***** Entries provided *****
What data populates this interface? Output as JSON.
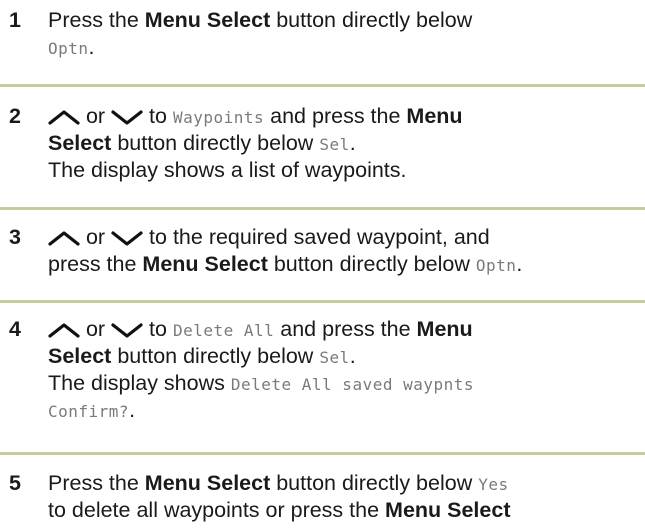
{
  "steps": [
    {
      "number": "1",
      "lines": [
        [
          "Press the ",
          {
            "b": "Menu Select"
          },
          " button directly below"
        ],
        [
          {
            "lcd": "Optn"
          },
          "."
        ]
      ]
    },
    {
      "number": "2",
      "lines": [
        [
          {
            "icon": "up-arrow-icon"
          },
          " or ",
          {
            "icon": "down-arrow-icon"
          },
          " to ",
          {
            "lcd": "Waypoints"
          },
          " and press the ",
          {
            "b": "Menu"
          }
        ],
        [
          {
            "b": "Select"
          },
          " button directly below ",
          {
            "lcd": "Sel"
          },
          "."
        ],
        [
          "The display shows a list of waypoints."
        ]
      ]
    },
    {
      "number": "3",
      "lines": [
        [
          {
            "icon": "up-arrow-icon"
          },
          " or ",
          {
            "icon": "down-arrow-icon"
          },
          " to the required saved waypoint, and"
        ],
        [
          "press the ",
          {
            "b": "Menu Select"
          },
          " button directly below ",
          {
            "lcd": "Optn"
          },
          "."
        ]
      ]
    },
    {
      "number": "4",
      "lines": [
        [
          {
            "icon": "up-arrow-icon"
          },
          " or ",
          {
            "icon": "down-arrow-icon"
          },
          " to ",
          {
            "lcd": "Delete All"
          },
          " and press the ",
          {
            "b": "Menu"
          }
        ],
        [
          {
            "b": "Select"
          },
          " button directly below ",
          {
            "lcd": "Sel"
          },
          "."
        ],
        [
          "The display shows ",
          {
            "lcd": "Delete All saved waypnts"
          }
        ],
        [
          {
            "lcd": "Confirm?"
          },
          "."
        ]
      ]
    },
    {
      "number": "5",
      "lines": [
        [
          "Press the ",
          {
            "b": "Menu Select"
          },
          " button directly below ",
          {
            "lcd": "Yes"
          }
        ],
        [
          "to delete all waypoints or press the ",
          {
            "b": "Menu Select"
          }
        ]
      ]
    }
  ],
  "colors": {
    "divider": "#c9cc9a",
    "lcd_text": "#7a7a7a",
    "body_text": "#1a1a1a"
  }
}
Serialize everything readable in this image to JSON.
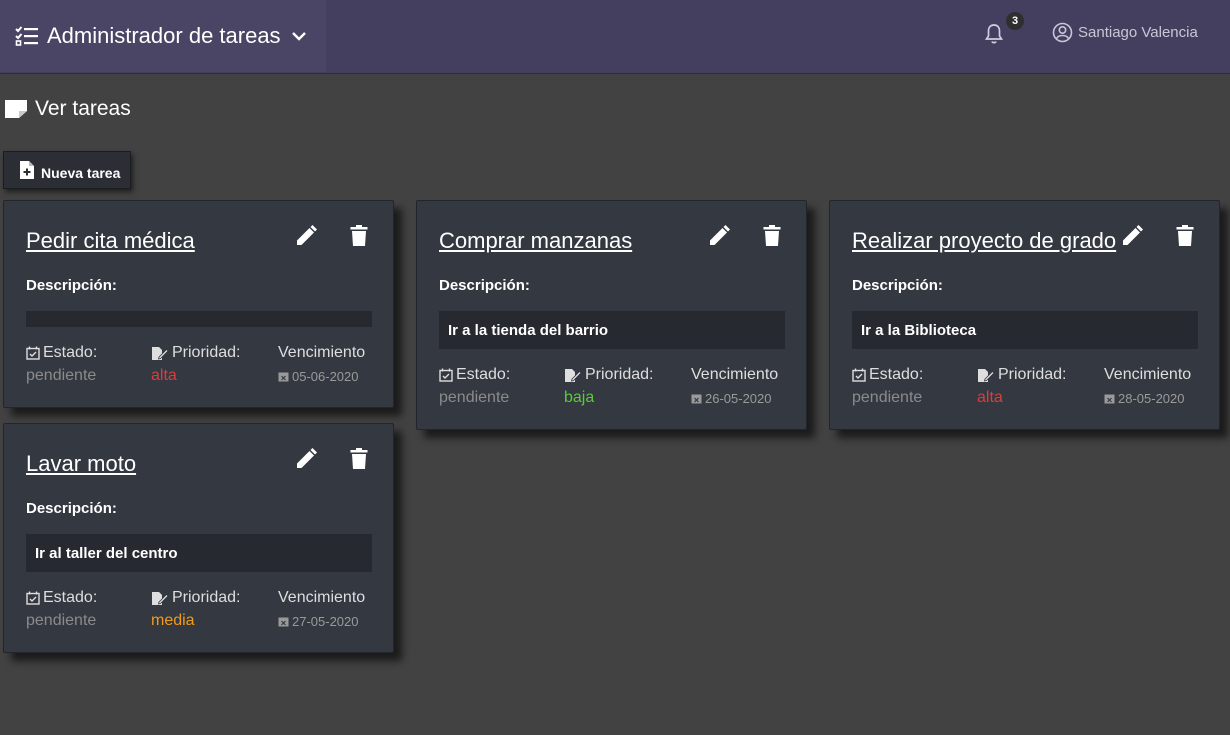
{
  "app": {
    "title": "Administrador de tareas",
    "notifications_count": "3",
    "user_name": "Santiago Valencia"
  },
  "page": {
    "section_title": "Ver tareas",
    "new_task_label": "Nueva tarea"
  },
  "labels": {
    "description": "Descripción:",
    "status": "Estado:",
    "priority": "Prioridad:",
    "due": "Vencimiento"
  },
  "colors": {
    "alta": "#e03b3b",
    "media": "#f29a1a",
    "baja": "#5cc93a"
  },
  "tasks": [
    {
      "title": "Pedir cita médica",
      "description": "",
      "status": "pendiente",
      "priority": "alta",
      "due": "05-06-2020"
    },
    {
      "title": "Comprar manzanas",
      "description": "Ir a la tienda del barrio",
      "status": "pendiente",
      "priority": "baja",
      "due": "26-05-2020"
    },
    {
      "title": "Realizar proyecto de grado",
      "description": "Ir a la Biblioteca",
      "status": "pendiente",
      "priority": "alta",
      "due": "28-05-2020"
    },
    {
      "title": "Lavar moto",
      "description": "Ir al taller del centro",
      "status": "pendiente",
      "priority": "media",
      "due": "27-05-2020"
    }
  ]
}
*****
**What is required:**
Quote the material exactly. Pictures stay out.

**The completed task:**
What data populates this interface? Output as JSON.
{
  "steps": [
    {
      "number": "1",
      "lines": [
        [
          "Press the ",
          {
            "b": "Menu Select"
          },
          " button directly below"
        ],
        [
          {
            "lcd": "Optn"
          },
          "."
        ]
      ]
    },
    {
      "number": "2",
      "lines": [
        [
          {
            "icon": "up-arrow-icon"
          },
          " or ",
          {
            "icon": "down-arrow-icon"
          },
          " to ",
          {
            "lcd": "Waypoints"
          },
          " and press the ",
          {
            "b": "Menu"
          }
        ],
        [
          {
            "b": "Select"
          },
          " button directly below ",
          {
            "lcd": "Sel"
          },
          "."
        ],
        [
          "The display shows a list of waypoints."
        ]
      ]
    },
    {
      "number": "3",
      "lines": [
        [
          {
            "icon": "up-arrow-icon"
          },
          " or ",
          {
            "icon": "down-arrow-icon"
          },
          " to the required saved waypoint, and"
        ],
        [
          "press the ",
          {
            "b": "Menu Select"
          },
          " button directly below ",
          {
            "lcd": "Optn"
          },
          "."
        ]
      ]
    },
    {
      "number": "4",
      "lines": [
        [
          {
            "icon": "up-arrow-icon"
          },
          " or ",
          {
            "icon": "down-arrow-icon"
          },
          " to ",
          {
            "lcd": "Delete All"
          },
          " and press the ",
          {
            "b": "Menu"
          }
        ],
        [
          {
            "b": "Select"
          },
          " button directly below ",
          {
            "lcd": "Sel"
          },
          "."
        ],
        [
          "The display shows ",
          {
            "lcd": "Delete All saved waypnts"
          }
        ],
        [
          {
            "lcd": "Confirm?"
          },
          "."
        ]
      ]
    },
    {
      "number": "5",
      "lines": [
        [
          "Press the ",
          {
            "b": "Menu Select"
          },
          " button directly below ",
          {
            "lcd": "Yes"
          }
        ],
        [
          "to delete all waypoints or press the ",
          {
            "b": "Menu Select"
          }
        ]
      ]
    }
  ],
  "colors": {
    "divider": "#c9cc9a",
    "lcd_text": "#7a7a7a",
    "body_text": "#1a1a1a"
  }
}
Serialize everything readable in this image to JSON.
{
  "app": {
    "title": "Administrador de tareas",
    "notifications_count": "3",
    "user_name": "Santiago Valencia"
  },
  "page": {
    "section_title": "Ver tareas",
    "new_task_label": "Nueva tarea"
  },
  "labels": {
    "description": "Descripción:",
    "status": "Estado:",
    "priority": "Prioridad:",
    "due": "Vencimiento"
  },
  "colors": {
    "alta": "#e03b3b",
    "media": "#f29a1a",
    "baja": "#5cc93a"
  },
  "tasks": [
    {
      "title": "Pedir cita médica",
      "description": "",
      "status": "pendiente",
      "priority": "alta",
      "due": "05-06-2020"
    },
    {
      "title": "Comprar manzanas",
      "description": "Ir a la tienda del barrio",
      "status": "pendiente",
      "priority": "baja",
      "due": "26-05-2020"
    },
    {
      "title": "Realizar proyecto de grado",
      "description": "Ir a la Biblioteca",
      "status": "pendiente",
      "priority": "alta",
      "due": "28-05-2020"
    },
    {
      "title": "Lavar moto",
      "description": "Ir al taller del centro",
      "status": "pendiente",
      "priority": "media",
      "due": "27-05-2020"
    }
  ]
}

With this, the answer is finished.